PROBLEM DESCRIPTION: Reproduce the material word for word; the images stay out.

— begin DATA SHOWN —

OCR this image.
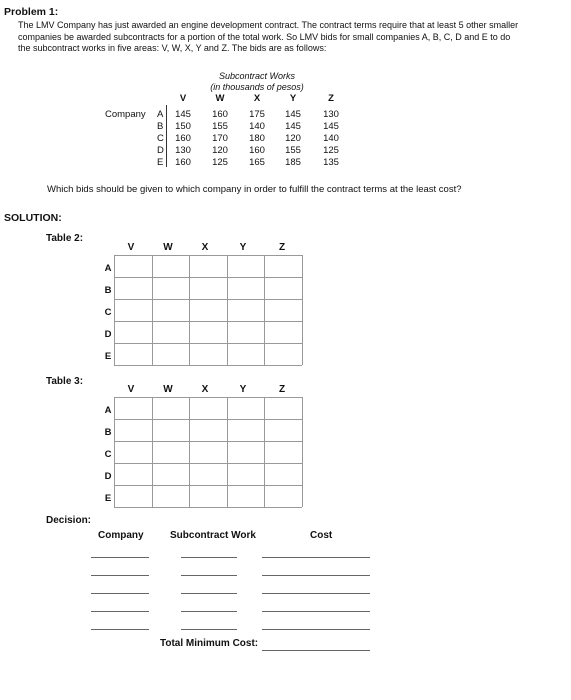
Problem 1:
The LMV Company has just awarded an engine development contract. The contract terms require that at least 5 other smaller
companies be awarded subcontracts for a portion of the total work. So LMV bids for small companies A, B, C, D and E to do
the subcontract works in five areas: V, W, X, Y and Z. The bids are as follows:
Subcontract Works
(in thousands of pesos)
V	W	X	Y	Z
Company A	145	160	175	145	130
B	150	155	140	145	145
C	160	170	180	120	140
D	130	120	160	155	125
E	160	125	165	185	135
Which bids should be given to which company in order to fulfill the contract terms at the least cost?
SOLUTION:
Table 2:
V	W	X	Y	Z
A
B
C
D
E
Table 3:
V	W	X	Y	Z
A
B
C
D
E
Decision:
Company	Subcontract Work	Cost
Total Minimum Cost:
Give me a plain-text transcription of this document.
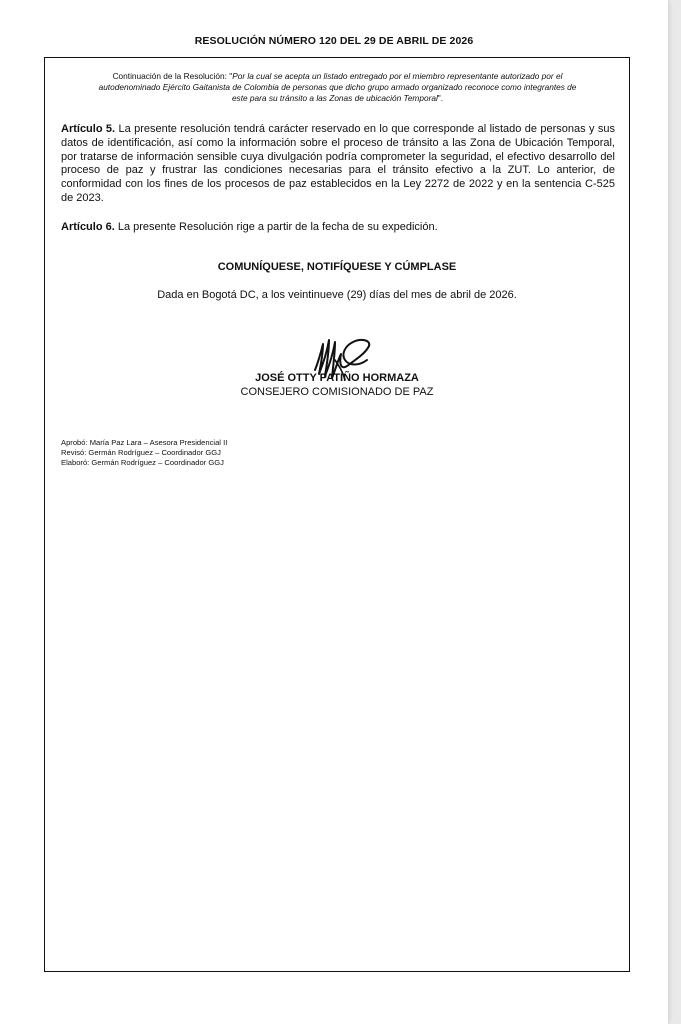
RESOLUCIÓN NÚMERO 120 DEL 29 DE ABRIL DE 2026
Continuación de la Resolución: "Por la cual se acepta un listado entregado por el miembro representante autorizado por el autodenominado Ejército Gaitanista de Colombia de personas que dicho grupo armado organizado reconoce como integrantes de este para su tránsito a las Zonas de ubicación Temporal".
Artículo 5. La presente resolución tendrá carácter reservado en lo que corresponde al listado de personas y sus datos de identificación, así como la información sobre el proceso de tránsito a las Zona de Ubicación Temporal, por tratarse de información sensible cuya divulgación podría comprometer la seguridad, el efectivo desarrollo del proceso de paz y frustrar las condiciones necesarias para el tránsito efectivo a la ZUT. Lo anterior, de conformidad con los fines de los procesos de paz establecidos en la Ley 2272 de 2022 y en la sentencia C-525 de 2023.
Artículo 6. La presente Resolución rige a partir de la fecha de su expedición.
COMUNÍQUESE, NOTIFÍQUESE Y CÚMPLASE
Dada en Bogotá DC, a los veintinueve (29) días del mes de abril de 2026.
JOSÉ OTTY PATIÑO HORMAZA
CONSEJERO COMISIONADO DE PAZ
Aprobó: María Paz Lara – Asesora Presidencial II
Revisó: Germán Rodríguez – Coordinador GGJ
Elaboró: Germán Rodríguez – Coordinador GGJ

— end DATA SHOWN —

WRITTEN REPLY:
OCR this image.
Problem 1:
The LMV Company has just awarded an engine development contract. The contract terms require that at least 5 other smaller
companies be awarded subcontracts for a portion of the total work. So LMV bids for small companies A, B, C, D and E to do
the subcontract works in five areas: V, W, X, Y and Z. The bids are as follows:
Subcontract Works
(in thousands of pesos)
V	W	X	Y	Z
Company A	145	160	175	145	130
B	150	155	140	145	145
C	160	170	180	120	140
D	130	120	160	155	125
E	160	125	165	185	135
Which bids should be given to which company in order to fulfill the contract terms at the least cost?
SOLUTION:
Table 2:
V	W	X	Y	Z
A
B
C
D
E
Table 3:
V	W	X	Y	Z
A
B
C
D
E
Decision:
Company	Subcontract Work	Cost
Total Minimum Cost:
Give me a plain-text transcription of this document.
RESOLUCIÓN NÚMERO 120 DEL 29 DE ABRIL DE 2026
Continuación de la Resolución: "Por la cual se acepta un listado entregado por el miembro representante autorizado por el autodenominado Ejército Gaitanista de Colombia de personas que dicho grupo armado organizado reconoce como integrantes de este para su tránsito a las Zonas de ubicación Temporal".
Artículo 5. La presente resolución tendrá carácter reservado en lo que corresponde al listado de personas y sus datos de identificación, así como la información sobre el proceso de tránsito a las Zona de Ubicación Temporal, por tratarse de información sensible cuya divulgación podría comprometer la seguridad, el efectivo desarrollo del proceso de paz y frustrar las condiciones necesarias para el tránsito efectivo a la ZUT. Lo anterior, de conformidad con los fines de los procesos de paz establecidos en la Ley 2272 de 2022 y en la sentencia C-525 de 2023.
Artículo 6. La presente Resolución rige a partir de la fecha de su expedición.
COMUNÍQUESE, NOTIFÍQUESE Y CÚMPLASE
Dada en Bogotá DC, a los veintinueve (29) días del mes de abril de 2026.
JOSÉ OTTY PATIÑO HORMAZA
CONSEJERO COMISIONADO DE PAZ
Aprobó: María Paz Lara – Asesora Presidencial II
Revisó: Germán Rodríguez – Coordinador GGJ
Elaboró: Germán Rodríguez – Coordinador GGJ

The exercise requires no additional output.